:: EXCERPTED RECORDS ::
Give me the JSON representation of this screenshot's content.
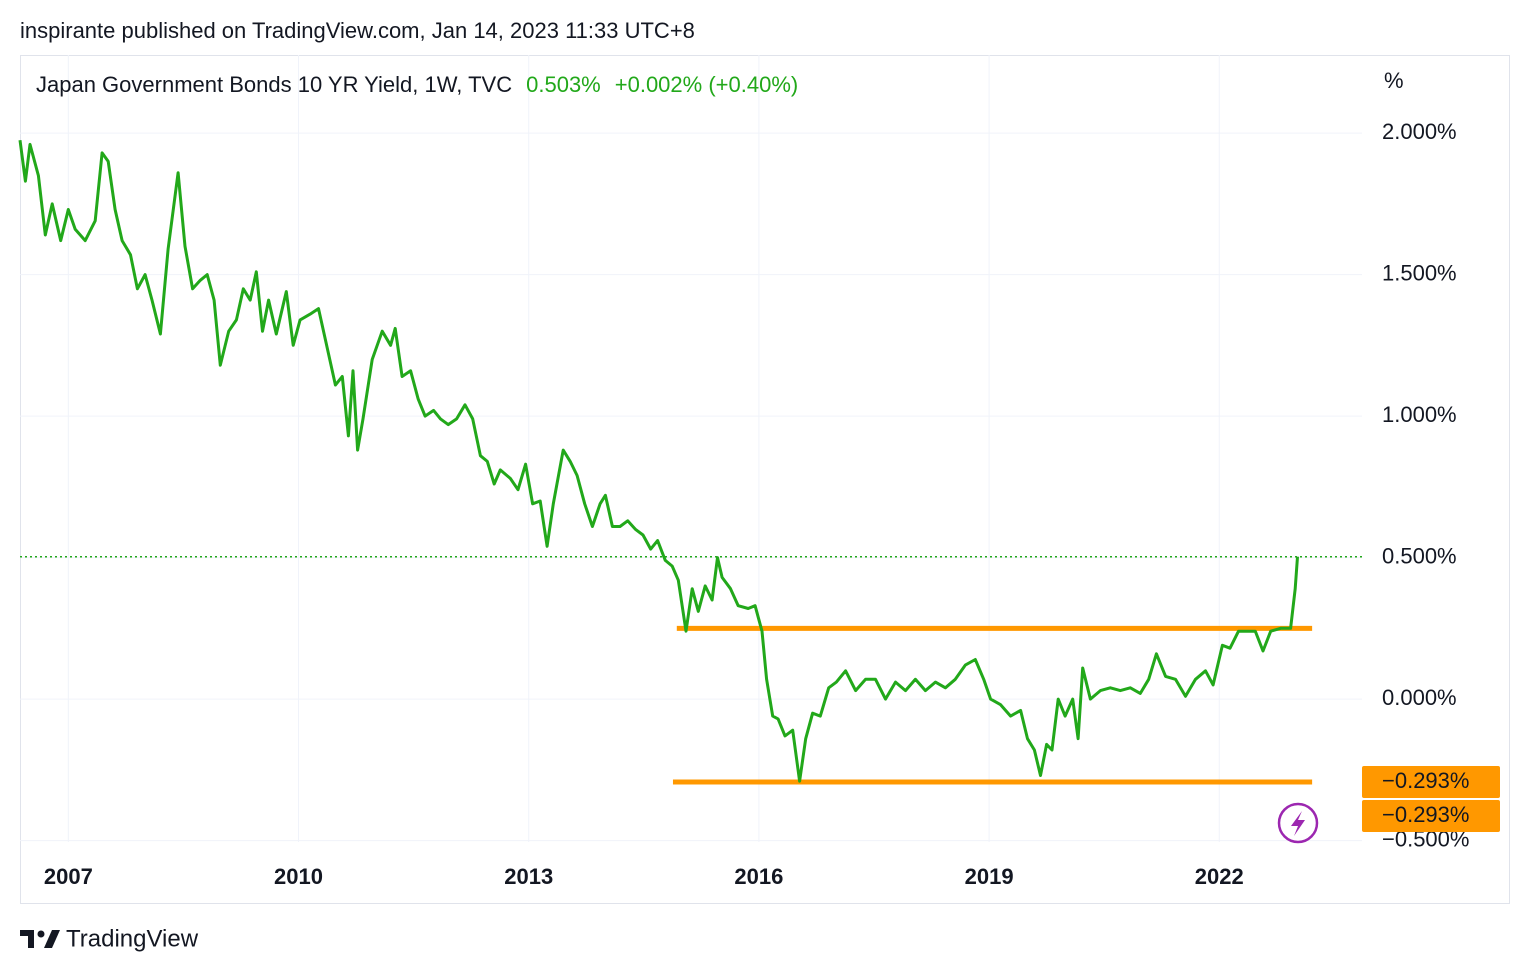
{
  "header": "inspirante published on TradingView.com, Jan 14, 2023 11:33 UTC+8",
  "footer": "TradingView",
  "chart_data": {
    "type": "line",
    "title": "Japan Government Bonds 10 YR Yield, 1W, TVC",
    "last": {
      "value": 0.503,
      "label": "0.503%"
    },
    "change_label": "+0.002% (+0.40%)",
    "unit_label": "%",
    "color": "#22a81a",
    "x": [
      2006.37,
      2006.44,
      2006.5,
      2006.61,
      2006.7,
      2006.79,
      2006.9,
      2007.0,
      2007.09,
      2007.22,
      2007.35,
      2007.44,
      2007.52,
      2007.61,
      2007.7,
      2007.81,
      2007.9,
      2008.0,
      2008.09,
      2008.2,
      2008.3,
      2008.43,
      2008.52,
      2008.62,
      2008.72,
      2008.81,
      2008.9,
      2008.98,
      2009.09,
      2009.19,
      2009.28,
      2009.37,
      2009.45,
      2009.53,
      2009.61,
      2009.71,
      2009.84,
      2009.93,
      2010.02,
      2010.15,
      2010.26,
      2010.35,
      2010.48,
      2010.57,
      2010.65,
      2010.71,
      2010.77,
      2010.84,
      2010.96,
      2011.09,
      2011.2,
      2011.26,
      2011.35,
      2011.46,
      2011.56,
      2011.65,
      2011.76,
      2011.85,
      2011.95,
      2012.06,
      2012.17,
      2012.27,
      2012.37,
      2012.46,
      2012.55,
      2012.63,
      2012.76,
      2012.86,
      2012.96,
      2013.05,
      2013.15,
      2013.24,
      2013.32,
      2013.45,
      2013.54,
      2013.63,
      2013.73,
      2013.83,
      2013.93,
      2014.0,
      2014.09,
      2014.19,
      2014.29,
      2014.39,
      2014.49,
      2014.59,
      2014.68,
      2014.78,
      2014.87,
      2014.95,
      2015.05,
      2015.13,
      2015.21,
      2015.3,
      2015.39,
      2015.46,
      2015.52,
      2015.63,
      2015.73,
      2015.86,
      2015.95,
      2016.04,
      2016.1,
      2016.18,
      2016.25,
      2016.34,
      2016.44,
      2016.53,
      2016.61,
      2016.7,
      2016.8,
      2016.91,
      2017.01,
      2017.13,
      2017.26,
      2017.39,
      2017.52,
      2017.65,
      2017.78,
      2017.91,
      2018.04,
      2018.17,
      2018.3,
      2018.43,
      2018.56,
      2018.69,
      2018.82,
      2018.93,
      2019.02,
      2019.15,
      2019.28,
      2019.41,
      2019.5,
      2019.59,
      2019.67,
      2019.75,
      2019.82,
      2019.9,
      2019.99,
      2020.09,
      2020.16,
      2020.22,
      2020.32,
      2020.45,
      2020.58,
      2020.71,
      2020.84,
      2020.97,
      2021.08,
      2021.18,
      2021.3,
      2021.43,
      2021.56,
      2021.69,
      2021.82,
      2021.92,
      2022.04,
      2022.14,
      2022.25,
      2022.38,
      2022.47,
      2022.57,
      2022.67,
      2022.8,
      2022.93,
      2022.99,
      2023.02
    ],
    "values": [
      1.975,
      1.83,
      1.96,
      1.85,
      1.64,
      1.75,
      1.62,
      1.73,
      1.66,
      1.62,
      1.69,
      1.93,
      1.9,
      1.73,
      1.62,
      1.57,
      1.45,
      1.5,
      1.41,
      1.29,
      1.59,
      1.86,
      1.6,
      1.45,
      1.48,
      1.5,
      1.41,
      1.18,
      1.3,
      1.34,
      1.45,
      1.41,
      1.51,
      1.3,
      1.41,
      1.29,
      1.44,
      1.25,
      1.34,
      1.36,
      1.38,
      1.27,
      1.11,
      1.14,
      0.93,
      1.16,
      0.88,
      0.99,
      1.2,
      1.3,
      1.25,
      1.31,
      1.14,
      1.16,
      1.06,
      1.0,
      1.02,
      0.99,
      0.97,
      0.99,
      1.04,
      0.99,
      0.86,
      0.84,
      0.76,
      0.81,
      0.78,
      0.74,
      0.83,
      0.69,
      0.7,
      0.54,
      0.69,
      0.88,
      0.84,
      0.79,
      0.69,
      0.61,
      0.69,
      0.72,
      0.61,
      0.61,
      0.63,
      0.6,
      0.58,
      0.53,
      0.56,
      0.49,
      0.47,
      0.42,
      0.24,
      0.39,
      0.31,
      0.4,
      0.35,
      0.5,
      0.43,
      0.39,
      0.33,
      0.32,
      0.33,
      0.24,
      0.07,
      -0.06,
      -0.07,
      -0.13,
      -0.11,
      -0.29,
      -0.14,
      -0.05,
      -0.06,
      0.04,
      0.06,
      0.1,
      0.03,
      0.07,
      0.07,
      0.0,
      0.06,
      0.03,
      0.07,
      0.03,
      0.06,
      0.04,
      0.07,
      0.12,
      0.14,
      0.07,
      0.0,
      -0.02,
      -0.06,
      -0.04,
      -0.14,
      -0.18,
      -0.27,
      -0.16,
      -0.18,
      0.0,
      -0.06,
      0.0,
      -0.14,
      0.11,
      0.0,
      0.03,
      0.04,
      0.03,
      0.04,
      0.02,
      0.07,
      0.16,
      0.08,
      0.07,
      0.01,
      0.07,
      0.1,
      0.05,
      0.19,
      0.18,
      0.24,
      0.24,
      0.24,
      0.17,
      0.24,
      0.25,
      0.25,
      0.39,
      0.503
    ],
    "xlim": [
      2006.37,
      2023.86
    ],
    "xticks": [
      2007,
      2010,
      2013,
      2016,
      2019,
      2022
    ],
    "ylim": [
      -0.505,
      2.276
    ],
    "yticks": [
      {
        "value": 2,
        "label": "2.000%"
      },
      {
        "value": 1.5,
        "label": "1.500%"
      },
      {
        "value": 1,
        "label": "1.000%"
      },
      {
        "value": 0.5,
        "label": "0.500%"
      },
      {
        "value": 0,
        "label": "0.000%"
      },
      {
        "value": -0.5,
        "label": "−0.500%"
      }
    ],
    "grid": true,
    "hlines": [
      {
        "value": 0.25,
        "xlim": [
          2014.93,
          2023.21
        ],
        "color": "#ff9800"
      },
      {
        "value": -0.293,
        "xlim": [
          2014.88,
          2023.21
        ],
        "color": "#ff9800"
      }
    ],
    "price_badges": [
      {
        "value": -0.293,
        "label": "−0.293%"
      },
      {
        "value": -0.293,
        "label": "−0.293%"
      }
    ]
  }
}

:: WHAT IS BEING ASKED ::
Without the pictures, copy the material exactly as given.

:: FINISHED EXERCISE ::
Give me the JSON representation of this screenshot's content.
{
  "header": "inspirante published on TradingView.com, Jan 14, 2023 11:33 UTC+8",
  "footer": "TradingView",
  "chart_data": {
    "type": "line",
    "title": "Japan Government Bonds 10 YR Yield, 1W, TVC",
    "last": {
      "value": 0.503,
      "label": "0.503%"
    },
    "change_label": "+0.002% (+0.40%)",
    "unit_label": "%",
    "color": "#22a81a",
    "x": [
      2006.37,
      2006.44,
      2006.5,
      2006.61,
      2006.7,
      2006.79,
      2006.9,
      2007.0,
      2007.09,
      2007.22,
      2007.35,
      2007.44,
      2007.52,
      2007.61,
      2007.7,
      2007.81,
      2007.9,
      2008.0,
      2008.09,
      2008.2,
      2008.3,
      2008.43,
      2008.52,
      2008.62,
      2008.72,
      2008.81,
      2008.9,
      2008.98,
      2009.09,
      2009.19,
      2009.28,
      2009.37,
      2009.45,
      2009.53,
      2009.61,
      2009.71,
      2009.84,
      2009.93,
      2010.02,
      2010.15,
      2010.26,
      2010.35,
      2010.48,
      2010.57,
      2010.65,
      2010.71,
      2010.77,
      2010.84,
      2010.96,
      2011.09,
      2011.2,
      2011.26,
      2011.35,
      2011.46,
      2011.56,
      2011.65,
      2011.76,
      2011.85,
      2011.95,
      2012.06,
      2012.17,
      2012.27,
      2012.37,
      2012.46,
      2012.55,
      2012.63,
      2012.76,
      2012.86,
      2012.96,
      2013.05,
      2013.15,
      2013.24,
      2013.32,
      2013.45,
      2013.54,
      2013.63,
      2013.73,
      2013.83,
      2013.93,
      2014.0,
      2014.09,
      2014.19,
      2014.29,
      2014.39,
      2014.49,
      2014.59,
      2014.68,
      2014.78,
      2014.87,
      2014.95,
      2015.05,
      2015.13,
      2015.21,
      2015.3,
      2015.39,
      2015.46,
      2015.52,
      2015.63,
      2015.73,
      2015.86,
      2015.95,
      2016.04,
      2016.1,
      2016.18,
      2016.25,
      2016.34,
      2016.44,
      2016.53,
      2016.61,
      2016.7,
      2016.8,
      2016.91,
      2017.01,
      2017.13,
      2017.26,
      2017.39,
      2017.52,
      2017.65,
      2017.78,
      2017.91,
      2018.04,
      2018.17,
      2018.3,
      2018.43,
      2018.56,
      2018.69,
      2018.82,
      2018.93,
      2019.02,
      2019.15,
      2019.28,
      2019.41,
      2019.5,
      2019.59,
      2019.67,
      2019.75,
      2019.82,
      2019.9,
      2019.99,
      2020.09,
      2020.16,
      2020.22,
      2020.32,
      2020.45,
      2020.58,
      2020.71,
      2020.84,
      2020.97,
      2021.08,
      2021.18,
      2021.3,
      2021.43,
      2021.56,
      2021.69,
      2021.82,
      2021.92,
      2022.04,
      2022.14,
      2022.25,
      2022.38,
      2022.47,
      2022.57,
      2022.67,
      2022.8,
      2022.93,
      2022.99,
      2023.02
    ],
    "values": [
      1.975,
      1.83,
      1.96,
      1.85,
      1.64,
      1.75,
      1.62,
      1.73,
      1.66,
      1.62,
      1.69,
      1.93,
      1.9,
      1.73,
      1.62,
      1.57,
      1.45,
      1.5,
      1.41,
      1.29,
      1.59,
      1.86,
      1.6,
      1.45,
      1.48,
      1.5,
      1.41,
      1.18,
      1.3,
      1.34,
      1.45,
      1.41,
      1.51,
      1.3,
      1.41,
      1.29,
      1.44,
      1.25,
      1.34,
      1.36,
      1.38,
      1.27,
      1.11,
      1.14,
      0.93,
      1.16,
      0.88,
      0.99,
      1.2,
      1.3,
      1.25,
      1.31,
      1.14,
      1.16,
      1.06,
      1.0,
      1.02,
      0.99,
      0.97,
      0.99,
      1.04,
      0.99,
      0.86,
      0.84,
      0.76,
      0.81,
      0.78,
      0.74,
      0.83,
      0.69,
      0.7,
      0.54,
      0.69,
      0.88,
      0.84,
      0.79,
      0.69,
      0.61,
      0.69,
      0.72,
      0.61,
      0.61,
      0.63,
      0.6,
      0.58,
      0.53,
      0.56,
      0.49,
      0.47,
      0.42,
      0.24,
      0.39,
      0.31,
      0.4,
      0.35,
      0.5,
      0.43,
      0.39,
      0.33,
      0.32,
      0.33,
      0.24,
      0.07,
      -0.06,
      -0.07,
      -0.13,
      -0.11,
      -0.29,
      -0.14,
      -0.05,
      -0.06,
      0.04,
      0.06,
      0.1,
      0.03,
      0.07,
      0.07,
      0.0,
      0.06,
      0.03,
      0.07,
      0.03,
      0.06,
      0.04,
      0.07,
      0.12,
      0.14,
      0.07,
      0.0,
      -0.02,
      -0.06,
      -0.04,
      -0.14,
      -0.18,
      -0.27,
      -0.16,
      -0.18,
      0.0,
      -0.06,
      0.0,
      -0.14,
      0.11,
      0.0,
      0.03,
      0.04,
      0.03,
      0.04,
      0.02,
      0.07,
      0.16,
      0.08,
      0.07,
      0.01,
      0.07,
      0.1,
      0.05,
      0.19,
      0.18,
      0.24,
      0.24,
      0.24,
      0.17,
      0.24,
      0.25,
      0.25,
      0.39,
      0.503
    ],
    "xlim": [
      2006.37,
      2023.86
    ],
    "xticks": [
      2007,
      2010,
      2013,
      2016,
      2019,
      2022
    ],
    "ylim": [
      -0.505,
      2.276
    ],
    "yticks": [
      {
        "value": 2,
        "label": "2.000%"
      },
      {
        "value": 1.5,
        "label": "1.500%"
      },
      {
        "value": 1,
        "label": "1.000%"
      },
      {
        "value": 0.5,
        "label": "0.500%"
      },
      {
        "value": 0,
        "label": "0.000%"
      },
      {
        "value": -0.5,
        "label": "−0.500%"
      }
    ],
    "grid": true,
    "hlines": [
      {
        "value": 0.25,
        "xlim": [
          2014.93,
          2023.21
        ],
        "color": "#ff9800"
      },
      {
        "value": -0.293,
        "xlim": [
          2014.88,
          2023.21
        ],
        "color": "#ff9800"
      }
    ],
    "price_badges": [
      {
        "value": -0.293,
        "label": "−0.293%"
      },
      {
        "value": -0.293,
        "label": "−0.293%"
      }
    ]
  }
}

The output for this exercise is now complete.